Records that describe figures
'''

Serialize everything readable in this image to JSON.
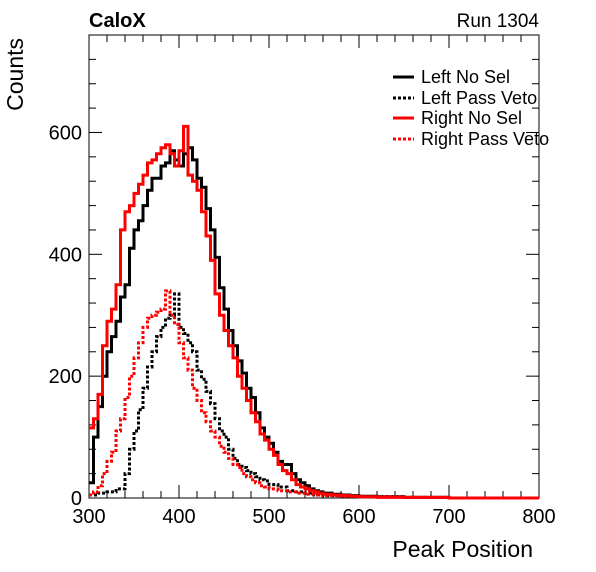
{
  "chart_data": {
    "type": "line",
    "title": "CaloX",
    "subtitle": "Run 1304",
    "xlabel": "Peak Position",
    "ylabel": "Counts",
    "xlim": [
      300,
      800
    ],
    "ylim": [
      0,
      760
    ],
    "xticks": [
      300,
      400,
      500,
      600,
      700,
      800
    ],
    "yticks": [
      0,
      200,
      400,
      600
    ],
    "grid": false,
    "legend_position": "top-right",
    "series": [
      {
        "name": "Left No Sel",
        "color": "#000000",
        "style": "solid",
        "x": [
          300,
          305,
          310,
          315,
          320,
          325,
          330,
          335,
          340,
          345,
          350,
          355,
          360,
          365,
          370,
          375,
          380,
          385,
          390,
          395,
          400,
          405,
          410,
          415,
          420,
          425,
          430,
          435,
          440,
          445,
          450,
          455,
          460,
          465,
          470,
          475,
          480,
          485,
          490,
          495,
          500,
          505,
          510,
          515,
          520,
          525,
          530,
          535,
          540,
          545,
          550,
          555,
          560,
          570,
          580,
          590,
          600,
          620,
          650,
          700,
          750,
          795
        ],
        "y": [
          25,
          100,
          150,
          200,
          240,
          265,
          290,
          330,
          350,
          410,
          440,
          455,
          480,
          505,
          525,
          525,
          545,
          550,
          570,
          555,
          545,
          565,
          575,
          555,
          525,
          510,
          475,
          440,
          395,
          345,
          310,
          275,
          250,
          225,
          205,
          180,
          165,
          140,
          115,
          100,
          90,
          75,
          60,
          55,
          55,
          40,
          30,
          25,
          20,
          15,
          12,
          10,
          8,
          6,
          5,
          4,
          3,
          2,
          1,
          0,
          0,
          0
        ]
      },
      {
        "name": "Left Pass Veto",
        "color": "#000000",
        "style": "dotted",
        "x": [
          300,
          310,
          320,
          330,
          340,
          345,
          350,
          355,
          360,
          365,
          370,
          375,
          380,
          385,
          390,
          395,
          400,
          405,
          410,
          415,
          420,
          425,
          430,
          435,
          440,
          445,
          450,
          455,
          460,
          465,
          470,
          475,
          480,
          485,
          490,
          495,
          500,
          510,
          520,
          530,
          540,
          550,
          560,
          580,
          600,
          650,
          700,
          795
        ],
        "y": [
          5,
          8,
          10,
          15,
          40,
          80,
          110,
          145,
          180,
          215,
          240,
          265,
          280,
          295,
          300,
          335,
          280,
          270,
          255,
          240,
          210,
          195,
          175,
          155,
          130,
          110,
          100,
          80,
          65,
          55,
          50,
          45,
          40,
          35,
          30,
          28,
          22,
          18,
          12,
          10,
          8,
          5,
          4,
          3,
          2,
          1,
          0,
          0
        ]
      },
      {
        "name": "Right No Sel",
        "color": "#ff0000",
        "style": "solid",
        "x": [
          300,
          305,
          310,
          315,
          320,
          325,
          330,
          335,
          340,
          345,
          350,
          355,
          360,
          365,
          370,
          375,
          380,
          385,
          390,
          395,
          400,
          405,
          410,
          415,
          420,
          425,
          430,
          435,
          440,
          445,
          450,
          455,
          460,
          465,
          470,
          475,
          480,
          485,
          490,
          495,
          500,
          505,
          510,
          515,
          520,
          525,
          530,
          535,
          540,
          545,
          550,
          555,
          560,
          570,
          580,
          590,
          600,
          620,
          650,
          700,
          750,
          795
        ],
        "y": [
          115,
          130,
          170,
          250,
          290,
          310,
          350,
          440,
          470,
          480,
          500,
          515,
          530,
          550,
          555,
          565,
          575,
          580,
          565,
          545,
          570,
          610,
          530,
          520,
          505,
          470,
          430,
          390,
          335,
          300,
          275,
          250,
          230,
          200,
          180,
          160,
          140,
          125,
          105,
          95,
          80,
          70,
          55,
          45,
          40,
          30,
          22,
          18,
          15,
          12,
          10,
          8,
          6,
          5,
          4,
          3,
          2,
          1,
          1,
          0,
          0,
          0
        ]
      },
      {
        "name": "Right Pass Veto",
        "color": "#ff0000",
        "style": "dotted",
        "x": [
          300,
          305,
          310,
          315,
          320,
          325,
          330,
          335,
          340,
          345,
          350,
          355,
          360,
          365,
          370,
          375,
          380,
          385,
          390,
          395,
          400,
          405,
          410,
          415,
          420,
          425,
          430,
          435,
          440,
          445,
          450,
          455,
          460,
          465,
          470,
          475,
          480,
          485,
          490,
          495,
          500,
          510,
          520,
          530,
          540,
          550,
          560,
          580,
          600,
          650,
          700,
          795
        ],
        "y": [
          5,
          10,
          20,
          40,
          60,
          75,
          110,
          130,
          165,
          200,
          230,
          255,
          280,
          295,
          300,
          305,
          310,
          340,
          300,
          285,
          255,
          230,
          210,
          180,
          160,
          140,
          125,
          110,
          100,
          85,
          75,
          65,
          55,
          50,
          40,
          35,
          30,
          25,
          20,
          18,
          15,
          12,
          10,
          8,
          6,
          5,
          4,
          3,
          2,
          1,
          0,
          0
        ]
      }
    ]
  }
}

'''
'''

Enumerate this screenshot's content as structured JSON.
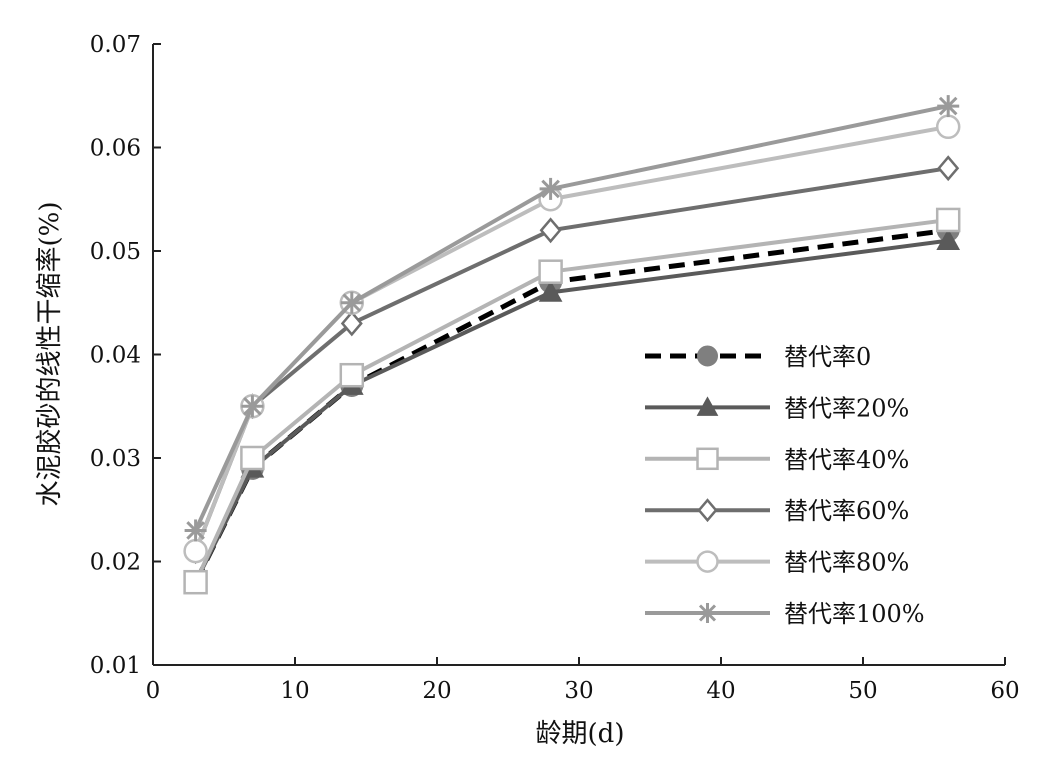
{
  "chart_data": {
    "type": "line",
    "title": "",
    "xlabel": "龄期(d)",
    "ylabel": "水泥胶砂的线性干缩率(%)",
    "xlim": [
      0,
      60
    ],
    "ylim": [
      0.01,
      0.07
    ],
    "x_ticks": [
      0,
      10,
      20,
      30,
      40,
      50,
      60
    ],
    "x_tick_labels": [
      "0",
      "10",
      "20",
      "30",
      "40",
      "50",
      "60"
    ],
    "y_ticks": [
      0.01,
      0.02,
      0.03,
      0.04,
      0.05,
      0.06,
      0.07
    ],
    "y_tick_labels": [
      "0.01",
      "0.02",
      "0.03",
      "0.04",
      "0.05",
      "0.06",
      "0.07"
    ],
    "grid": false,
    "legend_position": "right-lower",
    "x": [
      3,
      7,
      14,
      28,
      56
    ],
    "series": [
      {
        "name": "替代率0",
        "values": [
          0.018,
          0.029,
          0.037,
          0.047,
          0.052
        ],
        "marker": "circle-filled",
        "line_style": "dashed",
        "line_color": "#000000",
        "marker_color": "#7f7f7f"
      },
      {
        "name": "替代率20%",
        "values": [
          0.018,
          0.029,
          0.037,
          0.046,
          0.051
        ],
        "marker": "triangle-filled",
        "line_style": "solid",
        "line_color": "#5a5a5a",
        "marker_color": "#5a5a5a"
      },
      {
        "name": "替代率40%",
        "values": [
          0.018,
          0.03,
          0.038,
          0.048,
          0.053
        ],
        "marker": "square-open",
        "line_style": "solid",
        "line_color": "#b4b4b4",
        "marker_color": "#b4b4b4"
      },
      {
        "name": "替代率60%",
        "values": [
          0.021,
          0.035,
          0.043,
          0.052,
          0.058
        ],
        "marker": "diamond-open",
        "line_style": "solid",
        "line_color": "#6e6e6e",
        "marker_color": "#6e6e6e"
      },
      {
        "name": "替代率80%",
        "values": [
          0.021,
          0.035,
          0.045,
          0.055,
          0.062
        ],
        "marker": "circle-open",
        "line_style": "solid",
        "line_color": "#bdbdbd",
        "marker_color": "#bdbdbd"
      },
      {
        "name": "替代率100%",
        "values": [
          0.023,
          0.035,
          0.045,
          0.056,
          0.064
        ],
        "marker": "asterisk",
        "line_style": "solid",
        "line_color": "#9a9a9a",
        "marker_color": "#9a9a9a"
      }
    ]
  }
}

'''

Written problem — Look through the entries above. Extract each line with the word "Veto".

Completed task —
        "name": "Left Pass Veto",
        "name": "Right Pass Veto",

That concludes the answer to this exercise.